Information supplied
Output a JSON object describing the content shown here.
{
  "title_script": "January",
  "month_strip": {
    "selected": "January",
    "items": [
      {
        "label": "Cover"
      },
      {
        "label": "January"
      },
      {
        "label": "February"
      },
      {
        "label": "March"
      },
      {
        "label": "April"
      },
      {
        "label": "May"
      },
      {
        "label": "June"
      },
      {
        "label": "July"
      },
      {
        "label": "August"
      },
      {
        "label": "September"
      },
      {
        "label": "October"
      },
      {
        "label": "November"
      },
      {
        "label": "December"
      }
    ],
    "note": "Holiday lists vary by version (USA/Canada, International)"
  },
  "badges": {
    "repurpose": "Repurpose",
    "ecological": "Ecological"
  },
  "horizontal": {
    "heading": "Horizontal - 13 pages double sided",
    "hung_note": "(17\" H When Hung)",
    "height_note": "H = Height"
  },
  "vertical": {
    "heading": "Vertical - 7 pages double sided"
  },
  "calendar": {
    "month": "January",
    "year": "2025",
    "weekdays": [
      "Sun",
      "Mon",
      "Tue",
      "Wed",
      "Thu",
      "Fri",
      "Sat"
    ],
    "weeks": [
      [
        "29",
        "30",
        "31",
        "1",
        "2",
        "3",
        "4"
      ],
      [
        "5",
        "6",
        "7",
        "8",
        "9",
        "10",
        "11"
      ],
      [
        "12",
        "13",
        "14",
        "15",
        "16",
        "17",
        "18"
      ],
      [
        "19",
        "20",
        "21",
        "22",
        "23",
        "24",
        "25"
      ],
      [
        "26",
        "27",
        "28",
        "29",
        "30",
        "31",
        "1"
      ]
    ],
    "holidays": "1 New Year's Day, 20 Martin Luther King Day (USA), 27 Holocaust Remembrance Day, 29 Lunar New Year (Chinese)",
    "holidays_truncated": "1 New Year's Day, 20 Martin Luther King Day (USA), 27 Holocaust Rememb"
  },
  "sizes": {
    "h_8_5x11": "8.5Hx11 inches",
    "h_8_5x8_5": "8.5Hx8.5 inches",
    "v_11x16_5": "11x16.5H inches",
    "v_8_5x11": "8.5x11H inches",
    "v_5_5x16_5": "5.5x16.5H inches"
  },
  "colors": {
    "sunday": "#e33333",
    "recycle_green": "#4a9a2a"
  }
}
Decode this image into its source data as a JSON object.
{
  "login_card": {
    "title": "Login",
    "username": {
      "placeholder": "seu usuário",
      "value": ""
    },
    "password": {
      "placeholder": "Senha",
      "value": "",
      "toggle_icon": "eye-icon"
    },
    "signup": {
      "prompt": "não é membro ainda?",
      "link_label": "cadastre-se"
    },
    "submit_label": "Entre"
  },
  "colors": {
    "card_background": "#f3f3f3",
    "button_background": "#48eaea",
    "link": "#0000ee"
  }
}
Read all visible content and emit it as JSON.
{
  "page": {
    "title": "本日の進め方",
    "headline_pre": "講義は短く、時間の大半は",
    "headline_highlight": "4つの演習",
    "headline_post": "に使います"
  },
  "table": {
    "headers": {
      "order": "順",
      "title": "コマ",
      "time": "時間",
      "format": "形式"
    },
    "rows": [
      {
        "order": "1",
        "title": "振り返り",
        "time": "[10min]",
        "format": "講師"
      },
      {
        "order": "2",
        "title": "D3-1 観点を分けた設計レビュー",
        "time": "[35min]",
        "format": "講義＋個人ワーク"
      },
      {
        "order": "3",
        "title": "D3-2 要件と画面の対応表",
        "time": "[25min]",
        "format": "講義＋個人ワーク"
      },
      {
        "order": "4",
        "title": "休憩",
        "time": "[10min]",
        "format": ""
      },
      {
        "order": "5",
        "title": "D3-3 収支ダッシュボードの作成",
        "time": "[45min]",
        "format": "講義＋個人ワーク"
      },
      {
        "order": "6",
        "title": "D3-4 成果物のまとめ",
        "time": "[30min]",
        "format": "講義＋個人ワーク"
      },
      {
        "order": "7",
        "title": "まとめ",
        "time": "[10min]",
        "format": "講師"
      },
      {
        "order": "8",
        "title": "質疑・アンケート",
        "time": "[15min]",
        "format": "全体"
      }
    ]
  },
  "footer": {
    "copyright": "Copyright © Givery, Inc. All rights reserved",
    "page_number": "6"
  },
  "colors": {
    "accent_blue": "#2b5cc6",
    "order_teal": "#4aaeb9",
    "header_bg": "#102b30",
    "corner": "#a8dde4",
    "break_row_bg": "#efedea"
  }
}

Set task
Return all of the data precisely as it appears.

The result
Output a JSON object describing the content shown here.
{
  "title_script": "January",
  "month_strip": {
    "selected": "January",
    "items": [
      {
        "label": "Cover"
      },
      {
        "label": "January"
      },
      {
        "label": "February"
      },
      {
        "label": "March"
      },
      {
        "label": "April"
      },
      {
        "label": "May"
      },
      {
        "label": "June"
      },
      {
        "label": "July"
      },
      {
        "label": "August"
      },
      {
        "label": "September"
      },
      {
        "label": "October"
      },
      {
        "label": "November"
      },
      {
        "label": "December"
      }
    ],
    "note": "Holiday lists vary by version (USA/Canada, International)"
  },
  "badges": {
    "repurpose": "Repurpose",
    "ecological": "Ecological"
  },
  "horizontal": {
    "heading": "Horizontal - 13 pages double sided",
    "hung_note": "(17\" H When Hung)",
    "height_note": "H = Height"
  },
  "vertical": {
    "heading": "Vertical - 7 pages double sided"
  },
  "calendar": {
    "month": "January",
    "year": "2025",
    "weekdays": [
      "Sun",
      "Mon",
      "Tue",
      "Wed",
      "Thu",
      "Fri",
      "Sat"
    ],
    "weeks": [
      [
        "29",
        "30",
        "31",
        "1",
        "2",
        "3",
        "4"
      ],
      [
        "5",
        "6",
        "7",
        "8",
        "9",
        "10",
        "11"
      ],
      [
        "12",
        "13",
        "14",
        "15",
        "16",
        "17",
        "18"
      ],
      [
        "19",
        "20",
        "21",
        "22",
        "23",
        "24",
        "25"
      ],
      [
        "26",
        "27",
        "28",
        "29",
        "30",
        "31",
        "1"
      ]
    ],
    "holidays": "1 New Year's Day, 20 Martin Luther King Day (USA), 27 Holocaust Remembrance Day, 29 Lunar New Year (Chinese)",
    "holidays_truncated": "1 New Year's Day, 20 Martin Luther King Day (USA), 27 Holocaust Rememb"
  },
  "sizes": {
    "h_8_5x11": "8.5Hx11 inches",
    "h_8_5x8_5": "8.5Hx8.5 inches",
    "v_11x16_5": "11x16.5H inches",
    "v_8_5x11": "8.5x11H inches",
    "v_5_5x16_5": "5.5x16.5H inches"
  },
  "colors": {
    "sunday": "#e33333",
    "recycle_green": "#4a9a2a"
  }
}
Decode this image into its source data as a JSON object.
{
  "login_card": {
    "title": "Login",
    "username": {
      "placeholder": "seu usuário",
      "value": ""
    },
    "password": {
      "placeholder": "Senha",
      "value": "",
      "toggle_icon": "eye-icon"
    },
    "signup": {
      "prompt": "não é membro ainda?",
      "link_label": "cadastre-se"
    },
    "submit_label": "Entre"
  },
  "colors": {
    "card_background": "#f3f3f3",
    "button_background": "#48eaea",
    "link": "#0000ee"
  }
}
Read all visible content and emit it as JSON.
{
  "page": {
    "title": "本日の進め方",
    "headline_pre": "講義は短く、時間の大半は",
    "headline_highlight": "4つの演習",
    "headline_post": "に使います"
  },
  "table": {
    "headers": {
      "order": "順",
      "title": "コマ",
      "time": "時間",
      "format": "形式"
    },
    "rows": [
      {
        "order": "1",
        "title": "振り返り",
        "time": "[10min]",
        "format": "講師"
      },
      {
        "order": "2",
        "title": "D3-1 観点を分けた設計レビュー",
        "time": "[35min]",
        "format": "講義＋個人ワーク"
      },
      {
        "order": "3",
        "title": "D3-2 要件と画面の対応表",
        "time": "[25min]",
        "format": "講義＋個人ワーク"
      },
      {
        "order": "4",
        "title": "休憩",
        "time": "[10min]",
        "format": ""
      },
      {
        "order": "5",
        "title": "D3-3 収支ダッシュボードの作成",
        "time": "[45min]",
        "format": "講義＋個人ワーク"
      },
      {
        "order": "6",
        "title": "D3-4 成果物のまとめ",
        "time": "[30min]",
        "format": "講義＋個人ワーク"
      },
      {
        "order": "7",
        "title": "まとめ",
        "time": "[10min]",
        "format": "講師"
      },
      {
        "order": "8",
        "title": "質疑・アンケート",
        "time": "[15min]",
        "format": "全体"
      }
    ]
  },
  "footer": {
    "copyright": "Copyright © Givery, Inc. All rights reserved",
    "page_number": "6"
  },
  "colors": {
    "accent_blue": "#2b5cc6",
    "order_teal": "#4aaeb9",
    "header_bg": "#102b30",
    "corner": "#a8dde4",
    "break_row_bg": "#efedea"
  }
}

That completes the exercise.